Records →

* * *

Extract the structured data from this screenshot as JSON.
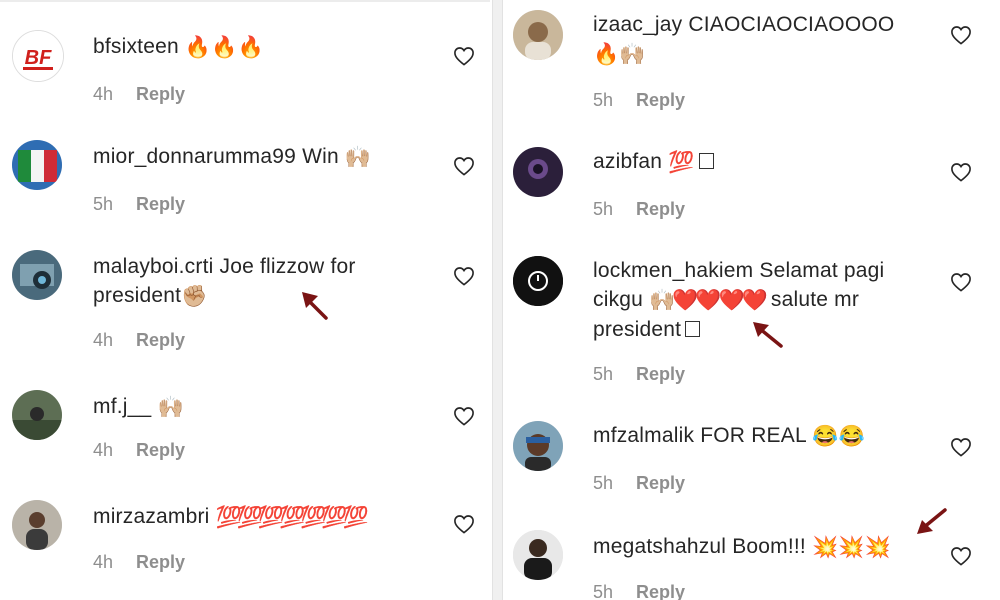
{
  "left": {
    "comments": [
      {
        "username": "bfsixteen",
        "text": "",
        "emoji": "🔥🔥🔥",
        "time": "4h",
        "reply": "Reply"
      },
      {
        "username": "mior_donnarumma99",
        "text": "Win",
        "emoji": "🙌🏼",
        "time": "5h",
        "reply": "Reply"
      },
      {
        "username": "malayboi.crti",
        "text": "Joe flizzow for",
        "line2": "president",
        "emoji": "✊🏼",
        "time": "4h",
        "reply": "Reply"
      },
      {
        "username": "mf.j__",
        "text": "",
        "emoji": "🙌🏼",
        "time": "4h",
        "reply": "Reply"
      },
      {
        "username": "mirzazambri",
        "text": "",
        "emoji": "💯💯💯💯💯💯💯",
        "time": "4h",
        "reply": "Reply"
      }
    ]
  },
  "right": {
    "comments": [
      {
        "username": "izaac_jay",
        "text": "CIAOCIAOCIAOOOO",
        "line2_emoji": "🔥🙌🏼",
        "time": "5h",
        "reply": "Reply"
      },
      {
        "username": "azibfan",
        "text": "",
        "emoji": "💯",
        "time": "5h",
        "reply": "Reply"
      },
      {
        "username": "lockmen_hakiem",
        "text": "Selamat pagi",
        "line2": "cikgu",
        "line2_emoji": "🙌🏼❤️❤️❤️❤️",
        "line2_tail": "salute mr",
        "line3": "president",
        "time": "5h",
        "reply": "Reply"
      },
      {
        "username": "mfzalmalik",
        "text": "FOR REAL",
        "emoji": "😂😂",
        "time": "5h",
        "reply": "Reply"
      },
      {
        "username": "megatshahzul",
        "text": "Boom!!!",
        "emoji": "💥💥💥",
        "time": "5h",
        "reply": "Reply"
      }
    ]
  },
  "colors": {
    "text": "#262626",
    "meta": "#8e8e8e",
    "arrow": "#7a1414"
  },
  "icons": {
    "like": "heart-outline-icon",
    "annotation": "arrow-pointer-icon"
  }
}
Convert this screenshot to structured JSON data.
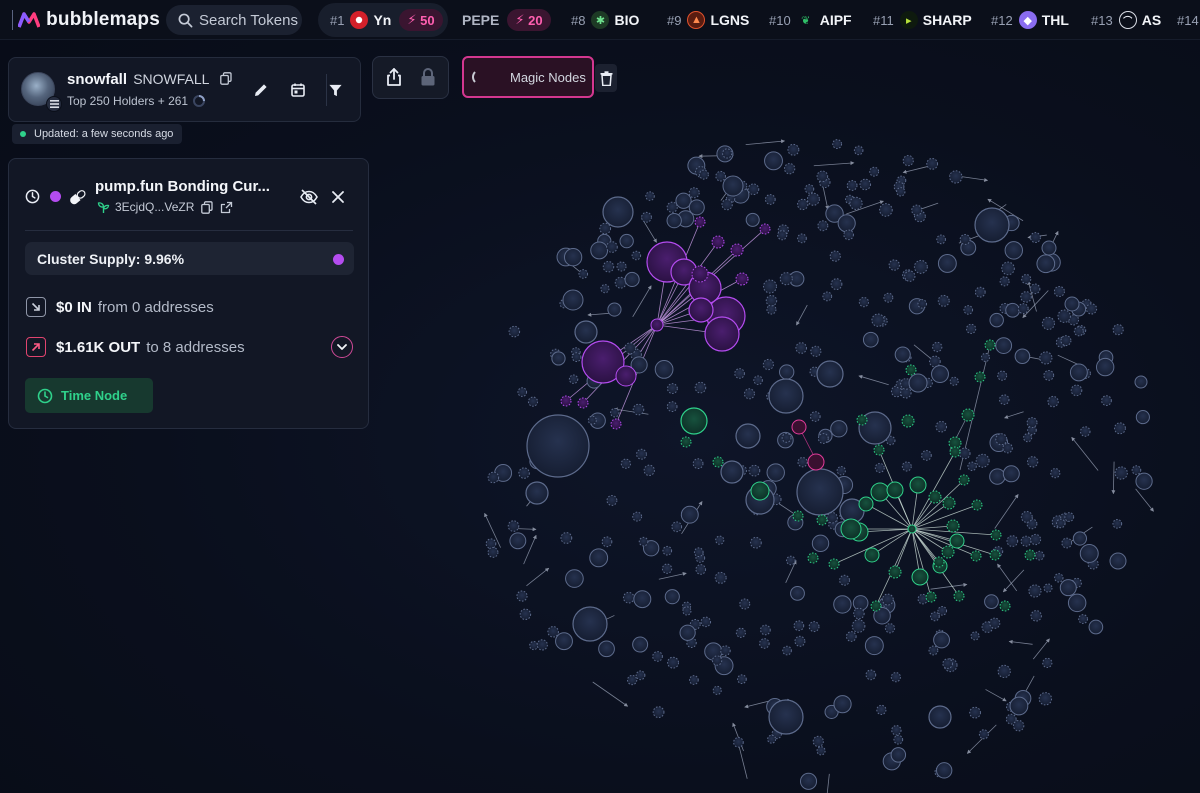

* * *

Exercise goal → Reproduce the material word for word, minus the images.

Correct result →
Extract the structured data from this screenshot as JSON.
{
  "left": {
    "comments": [
      {
        "username": "bfsixteen",
        "text": "",
        "emoji": "🔥🔥🔥",
        "time": "4h",
        "reply": "Reply"
      },
      {
        "username": "mior_donnarumma99",
        "text": "Win",
        "emoji": "🙌🏼",
        "time": "5h",
        "reply": "Reply"
      },
      {
        "username": "malayboi.crti",
        "text": "Joe flizzow for",
        "line2": "president",
        "emoji": "✊🏼",
        "time": "4h",
        "reply": "Reply"
      },
      {
        "username": "mf.j__",
        "text": "",
        "emoji": "🙌🏼",
        "time": "4h",
        "reply": "Reply"
      },
      {
        "username": "mirzazambri",
        "text": "",
        "emoji": "💯💯💯💯💯💯💯",
        "time": "4h",
        "reply": "Reply"
      }
    ]
  },
  "right": {
    "comments": [
      {
        "username": "izaac_jay",
        "text": "CIAOCIAOCIAOOOO",
        "line2_emoji": "🔥🙌🏼",
        "time": "5h",
        "reply": "Reply"
      },
      {
        "username": "azibfan",
        "text": "",
        "emoji": "💯",
        "time": "5h",
        "reply": "Reply"
      },
      {
        "username": "lockmen_hakiem",
        "text": "Selamat pagi",
        "line2": "cikgu",
        "line2_emoji": "🙌🏼❤️❤️❤️❤️",
        "line2_tail": "salute mr",
        "line3": "president",
        "time": "5h",
        "reply": "Reply"
      },
      {
        "username": "mfzalmalik",
        "text": "FOR REAL",
        "emoji": "😂😂",
        "time": "5h",
        "reply": "Reply"
      },
      {
        "username": "megatshahzul",
        "text": "Boom!!!",
        "emoji": "💥💥💥",
        "time": "5h",
        "reply": "Reply"
      }
    ]
  },
  "colors": {
    "text": "#262626",
    "meta": "#8e8e8e",
    "arrow": "#7a1414"
  },
  "icons": {
    "like": "heart-outline-icon",
    "annotation": "arrow-pointer-icon"
  }
}
Convert this screenshot to structured JSON data.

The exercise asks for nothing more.